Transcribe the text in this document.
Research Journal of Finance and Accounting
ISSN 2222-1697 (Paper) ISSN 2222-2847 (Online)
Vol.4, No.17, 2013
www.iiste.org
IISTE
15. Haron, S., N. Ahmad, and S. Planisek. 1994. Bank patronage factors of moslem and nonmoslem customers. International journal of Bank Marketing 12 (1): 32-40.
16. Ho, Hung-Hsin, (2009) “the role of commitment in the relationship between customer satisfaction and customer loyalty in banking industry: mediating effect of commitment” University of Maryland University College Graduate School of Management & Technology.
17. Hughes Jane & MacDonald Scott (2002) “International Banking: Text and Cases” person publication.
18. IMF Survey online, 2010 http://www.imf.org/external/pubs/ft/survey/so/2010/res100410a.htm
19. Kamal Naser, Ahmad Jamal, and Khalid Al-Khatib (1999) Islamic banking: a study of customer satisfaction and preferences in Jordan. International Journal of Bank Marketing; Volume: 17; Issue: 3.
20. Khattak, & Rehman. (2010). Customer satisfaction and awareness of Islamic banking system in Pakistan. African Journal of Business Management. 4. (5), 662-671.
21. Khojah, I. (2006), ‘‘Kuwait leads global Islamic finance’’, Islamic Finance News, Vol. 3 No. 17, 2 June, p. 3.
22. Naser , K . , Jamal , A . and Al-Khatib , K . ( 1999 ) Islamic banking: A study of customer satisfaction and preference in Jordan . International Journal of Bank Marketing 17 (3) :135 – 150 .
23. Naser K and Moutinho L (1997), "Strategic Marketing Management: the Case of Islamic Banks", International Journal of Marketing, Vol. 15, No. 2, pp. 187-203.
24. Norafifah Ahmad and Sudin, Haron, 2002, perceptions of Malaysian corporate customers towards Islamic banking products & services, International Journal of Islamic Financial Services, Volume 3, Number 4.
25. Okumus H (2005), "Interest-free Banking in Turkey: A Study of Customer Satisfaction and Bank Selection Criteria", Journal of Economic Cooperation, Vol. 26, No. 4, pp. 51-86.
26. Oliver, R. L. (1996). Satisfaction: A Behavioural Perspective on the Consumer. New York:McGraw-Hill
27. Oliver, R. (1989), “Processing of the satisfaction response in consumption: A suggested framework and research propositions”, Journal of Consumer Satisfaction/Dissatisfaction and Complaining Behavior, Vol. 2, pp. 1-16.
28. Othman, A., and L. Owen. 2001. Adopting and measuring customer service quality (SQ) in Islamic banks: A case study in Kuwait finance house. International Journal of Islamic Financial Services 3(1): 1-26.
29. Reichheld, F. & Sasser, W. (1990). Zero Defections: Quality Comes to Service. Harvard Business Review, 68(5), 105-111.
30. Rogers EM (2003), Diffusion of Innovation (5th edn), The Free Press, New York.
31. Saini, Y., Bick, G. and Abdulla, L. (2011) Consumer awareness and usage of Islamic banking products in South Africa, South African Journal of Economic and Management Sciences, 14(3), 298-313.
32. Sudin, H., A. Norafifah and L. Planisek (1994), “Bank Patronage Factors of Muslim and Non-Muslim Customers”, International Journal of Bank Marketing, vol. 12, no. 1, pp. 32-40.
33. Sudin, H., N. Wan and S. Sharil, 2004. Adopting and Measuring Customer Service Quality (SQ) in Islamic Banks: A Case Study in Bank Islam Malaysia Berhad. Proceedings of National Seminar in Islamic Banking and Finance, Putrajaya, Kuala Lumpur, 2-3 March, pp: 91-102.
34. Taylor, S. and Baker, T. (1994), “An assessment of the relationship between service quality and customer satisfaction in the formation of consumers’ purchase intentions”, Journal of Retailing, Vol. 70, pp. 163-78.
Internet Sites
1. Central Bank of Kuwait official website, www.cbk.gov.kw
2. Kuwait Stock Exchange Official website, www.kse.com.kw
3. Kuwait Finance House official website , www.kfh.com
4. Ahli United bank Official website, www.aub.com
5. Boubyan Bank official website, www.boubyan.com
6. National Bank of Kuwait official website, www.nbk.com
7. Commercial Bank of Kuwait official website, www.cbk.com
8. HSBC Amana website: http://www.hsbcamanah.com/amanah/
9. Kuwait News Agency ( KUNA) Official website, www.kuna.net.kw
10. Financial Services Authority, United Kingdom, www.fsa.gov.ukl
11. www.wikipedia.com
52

» WHAT TO PRODUCE
Return each entry from above without altering a single character.

» WRITTEN REPLY
Transcribe the text in this document.
Research Journal of Finance and Accounting
ISSN 2222-1697 (Paper) ISSN 2222-2847 (Online)
Vol.4, No.17, 2013
www.iiste.org
IISTE
15. Haron, S., N. Ahmad, and S. Planisek. 1994. Bank patronage factors of moslem and nonmoslem customers. International journal of Bank Marketing 12 (1): 32-40.
16. Ho, Hung-Hsin, (2009) “the role of commitment in the relationship between customer satisfaction and customer loyalty in banking industry: mediating effect of commitment” University of Maryland University College Graduate School of Management & Technology.
17. Hughes Jane & MacDonald Scott (2002) “International Banking: Text and Cases” person publication.
18. IMF Survey online, 2010 http://www.imf.org/external/pubs/ft/survey/so/2010/res100410a.htm
19. Kamal Naser, Ahmad Jamal, and Khalid Al-Khatib (1999) Islamic banking: a study of customer satisfaction and preferences in Jordan. International Journal of Bank Marketing; Volume: 17; Issue: 3.
20. Khattak, & Rehman. (2010). Customer satisfaction and awareness of Islamic banking system in Pakistan. African Journal of Business Management. 4. (5), 662-671.
21. Khojah, I. (2006), ‘‘Kuwait leads global Islamic finance’’, Islamic Finance News, Vol. 3 No. 17, 2 June, p. 3.
22. Naser , K . , Jamal , A . and Al-Khatib , K . ( 1999 ) Islamic banking: A study of customer satisfaction and preference in Jordan . International Journal of Bank Marketing 17 (3) :135 – 150 .
23. Naser K and Moutinho L (1997), "Strategic Marketing Management: the Case of Islamic Banks", International Journal of Marketing, Vol. 15, No. 2, pp. 187-203.
24. Norafifah Ahmad and Sudin, Haron, 2002, perceptions of Malaysian corporate customers towards Islamic banking products & services, International Journal of Islamic Financial Services, Volume 3, Number 4.
25. Okumus H (2005), "Interest-free Banking in Turkey: A Study of Customer Satisfaction and Bank Selection Criteria", Journal of Economic Cooperation, Vol. 26, No. 4, pp. 51-86.
26. Oliver, R. L. (1996). Satisfaction: A Behavioural Perspective on the Consumer. New York:McGraw-Hill
27. Oliver, R. (1989), “Processing of the satisfaction response in consumption: A suggested framework and research propositions”, Journal of Consumer Satisfaction/Dissatisfaction and Complaining Behavior, Vol. 2, pp. 1-16.
28. Othman, A., and L. Owen. 2001. Adopting and measuring customer service quality (SQ) in Islamic banks: A case study in Kuwait finance house. International Journal of Islamic Financial Services 3(1): 1-26.
29. Reichheld, F. & Sasser, W. (1990). Zero Defections: Quality Comes to Service. Harvard Business Review, 68(5), 105-111.
30. Rogers EM (2003), Diffusion of Innovation (5th edn), The Free Press, New York.
31. Saini, Y., Bick, G. and Abdulla, L. (2011) Consumer awareness and usage of Islamic banking products in South Africa, South African Journal of Economic and Management Sciences, 14(3), 298-313.
32. Sudin, H., A. Norafifah and L. Planisek (1994), “Bank Patronage Factors of Muslim and Non-Muslim Customers”, International Journal of Bank Marketing, vol. 12, no. 1, pp. 32-40.
33. Sudin, H., N. Wan and S. Sharil, 2004. Adopting and Measuring Customer Service Quality (SQ) in Islamic Banks: A Case Study in Bank Islam Malaysia Berhad. Proceedings of National Seminar in Islamic Banking and Finance, Putrajaya, Kuala Lumpur, 2-3 March, pp: 91-102.
34. Taylor, S. and Baker, T. (1994), “An assessment of the relationship between service quality and customer satisfaction in the formation of consumers’ purchase intentions”, Journal of Retailing, Vol. 70, pp. 163-78.
Internet Sites
1. Central Bank of Kuwait official website, www.cbk.gov.kw
2. Kuwait Stock Exchange Official website, www.kse.com.kw
3. Kuwait Finance House official website , www.kfh.com
4. Ahli United bank Official website, www.aub.com
5. Boubyan Bank official website, www.boubyan.com
6. National Bank of Kuwait official website, www.nbk.com
7. Commercial Bank of Kuwait official website, www.cbk.com
8. HSBC Amana website: http://www.hsbcamanah.com/amanah/
9. Kuwait News Agency ( KUNA) Official website, www.kuna.net.kw
10. Financial Services Authority, United Kingdom, www.fsa.gov.ukl
11. www.wikipedia.com
52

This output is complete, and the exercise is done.